[Kurze Übung 1] Gib aus dem Lesetext unten den Abschnitt wörtlich aus, der bei „Bundesregierung lässt nicht“ beginnt und bei „Provider, zu ergreifen.“ endet.

[Lesetext]
==*==

Registrierung von Website-Besuchern des BKAs
Besucher der BKA-Website müssen mit Identifizierung rechnen – Bundesregierung interpretiert dies als "Aufrechterhaltung des Behördenbetriebs"
Bundesregierung lässt nicht erkennen, ob die die nach dem Urteil des Amtsgerichts Berlin-Mitte rechtswidrige Praxis der Vorratsspeicherung bei den Bundesbehörden abgestellt werden soll
(13.11.07) - Wer die Website des Bundeskriminalamtes (BKA) besucht, muss damit rechnen, dass seine IP-Adresse protokolliert und er, im Fall einer "signifikanten Zugriffsfrequenz", identifiziert wird.
Das bestätigt die Bundesregierung in ihrer Antwort (16/6884) auf eine Kleine Anfrage der FDP-Fraktion (16/6686). Die Speicherung der IP-Adresse diene dem Zweck der Strafverfolgung im Rahmen konkreter Ermittlungsverfahren, "um notwendige Anschlussmaßnahmen", in dem Fall also Auskunftsersuchen gegenüber dem Provider, zu ergreifen.
Neben der Adresse, so heißt es weiter, würden alle "notwendigen technischen Begleitdaten" gespeichert, mit der sich die zugreifende IP-Adresse auf der Homepage "melde", etwa Uhrzeit und Dauer des Zugriffs.

==*==

[Kurze Übung 2] Stelle bitte die Zeilen der Datensätze unten als Markdown-Tabelle mit den Spalten „Nummer“ und „Eintrag“ dar, beginnend am Anfang der Datensätze und endend mit der Zeile, die „data-point-marker (147, 198, 155, 205)“ enthält. Leere Zeilen fallen weg.

[Datensätze]
==*==

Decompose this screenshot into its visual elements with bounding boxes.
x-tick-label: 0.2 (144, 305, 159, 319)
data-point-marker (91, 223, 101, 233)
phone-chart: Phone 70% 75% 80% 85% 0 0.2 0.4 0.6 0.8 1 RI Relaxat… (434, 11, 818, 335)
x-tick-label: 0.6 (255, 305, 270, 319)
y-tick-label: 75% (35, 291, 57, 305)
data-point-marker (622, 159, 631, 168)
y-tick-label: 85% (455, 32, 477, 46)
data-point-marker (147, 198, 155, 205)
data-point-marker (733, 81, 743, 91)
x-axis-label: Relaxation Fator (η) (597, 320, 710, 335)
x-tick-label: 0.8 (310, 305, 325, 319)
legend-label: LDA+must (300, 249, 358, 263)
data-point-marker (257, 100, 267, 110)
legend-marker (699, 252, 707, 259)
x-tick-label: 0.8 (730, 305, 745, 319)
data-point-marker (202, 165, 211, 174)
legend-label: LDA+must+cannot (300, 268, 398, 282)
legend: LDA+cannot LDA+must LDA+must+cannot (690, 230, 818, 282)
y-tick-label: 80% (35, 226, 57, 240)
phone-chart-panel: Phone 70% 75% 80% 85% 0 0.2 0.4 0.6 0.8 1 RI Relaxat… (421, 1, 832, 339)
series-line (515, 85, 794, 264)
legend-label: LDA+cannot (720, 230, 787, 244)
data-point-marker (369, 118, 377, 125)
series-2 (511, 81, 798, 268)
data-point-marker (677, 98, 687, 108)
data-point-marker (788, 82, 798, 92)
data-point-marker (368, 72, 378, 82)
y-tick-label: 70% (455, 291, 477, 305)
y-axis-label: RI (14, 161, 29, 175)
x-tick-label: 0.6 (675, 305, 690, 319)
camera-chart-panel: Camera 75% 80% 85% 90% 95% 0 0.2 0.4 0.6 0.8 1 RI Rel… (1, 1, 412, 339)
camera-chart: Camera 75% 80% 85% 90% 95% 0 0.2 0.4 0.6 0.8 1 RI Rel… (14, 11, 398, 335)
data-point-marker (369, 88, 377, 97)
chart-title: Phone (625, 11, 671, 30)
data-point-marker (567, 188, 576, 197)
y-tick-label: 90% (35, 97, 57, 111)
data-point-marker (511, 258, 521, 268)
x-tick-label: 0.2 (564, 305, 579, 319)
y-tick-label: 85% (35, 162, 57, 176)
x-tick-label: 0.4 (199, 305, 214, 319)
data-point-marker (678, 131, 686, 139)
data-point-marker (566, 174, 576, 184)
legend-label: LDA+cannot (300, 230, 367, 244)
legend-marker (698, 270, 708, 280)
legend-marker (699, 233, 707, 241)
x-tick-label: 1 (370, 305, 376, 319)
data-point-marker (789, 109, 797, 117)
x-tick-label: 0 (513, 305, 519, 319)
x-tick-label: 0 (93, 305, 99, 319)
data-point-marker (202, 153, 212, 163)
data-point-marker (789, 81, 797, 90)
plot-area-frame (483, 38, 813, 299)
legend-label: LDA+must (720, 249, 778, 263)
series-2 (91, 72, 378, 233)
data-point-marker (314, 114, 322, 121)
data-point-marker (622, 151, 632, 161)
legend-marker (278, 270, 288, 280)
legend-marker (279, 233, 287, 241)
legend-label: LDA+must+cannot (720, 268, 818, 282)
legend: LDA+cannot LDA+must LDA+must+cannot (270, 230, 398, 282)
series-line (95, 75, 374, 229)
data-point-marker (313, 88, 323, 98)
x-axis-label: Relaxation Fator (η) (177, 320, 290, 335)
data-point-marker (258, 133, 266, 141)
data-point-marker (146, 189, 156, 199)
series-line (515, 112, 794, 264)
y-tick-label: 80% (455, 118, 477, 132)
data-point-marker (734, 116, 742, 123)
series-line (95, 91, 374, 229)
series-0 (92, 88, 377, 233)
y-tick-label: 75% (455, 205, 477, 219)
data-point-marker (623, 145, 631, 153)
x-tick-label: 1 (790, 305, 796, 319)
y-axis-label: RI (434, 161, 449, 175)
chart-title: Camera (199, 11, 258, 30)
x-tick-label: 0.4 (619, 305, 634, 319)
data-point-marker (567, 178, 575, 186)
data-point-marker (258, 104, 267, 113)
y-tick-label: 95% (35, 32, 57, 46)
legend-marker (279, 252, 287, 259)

==*==

[Vollständige Antwort 1]
Bundesregierung lässt nicht erkennen, ob die die nach dem Urteil des Amtsgerichts Berlin-Mitte rechtswidrige Praxis der Vorratsspeicherung bei den Bundesbehörden abgestellt werden soll
(13.11.07) - Wer die Website des Bundeskriminalamtes (BKA) besucht, muss damit rechnen, dass seine IP-Adresse protokolliert und er, im Fall einer "signifikanten Zugriffsfrequenz", identifiziert wird.
Das bestätigt die Bundesregierung in ihrer Antwort (16/6884) auf eine Kleine Anfrage der FDP-Fraktion (16/6686). Die Speicherung der IP-Adresse diene dem Zweck der Strafverfolgung im Rahmen konkreter Ermittlungsverfahren, "um notwendige Anschlussmaßnahmen", in dem Fall also Auskunftsersuchen gegenüber dem Provider, zu ergreifen.

[Vollständige Antwort 2]
| Nummer | Eintrag |
|---|---|
| 1 | Decompose this screenshot into its visual elements with bounding boxes. |
| 2 | x-tick-label: 0.2 (144, 305, 159, 319) |
| 3 | data-point-marker (91, 223, 101, 233) |
| 4 | phone-chart: Phone 70% 75% 80% 85% 0 0.2 0.4 0.6 0.8 1 RI Relaxat… (434, 11, 818, 335) |
| 5 | x-tick-label: 0.6 (255, 305, 270, 319) |
| 6 | y-tick-label: 75% (35, 291, 57, 305) |
| 7 | data-point-marker (622, 159, 631, 168) |
| 8 | y-tick-label: 85% (455, 32, 477, 46) |
| 9 | data-point-marker (147, 198, 155, 205) |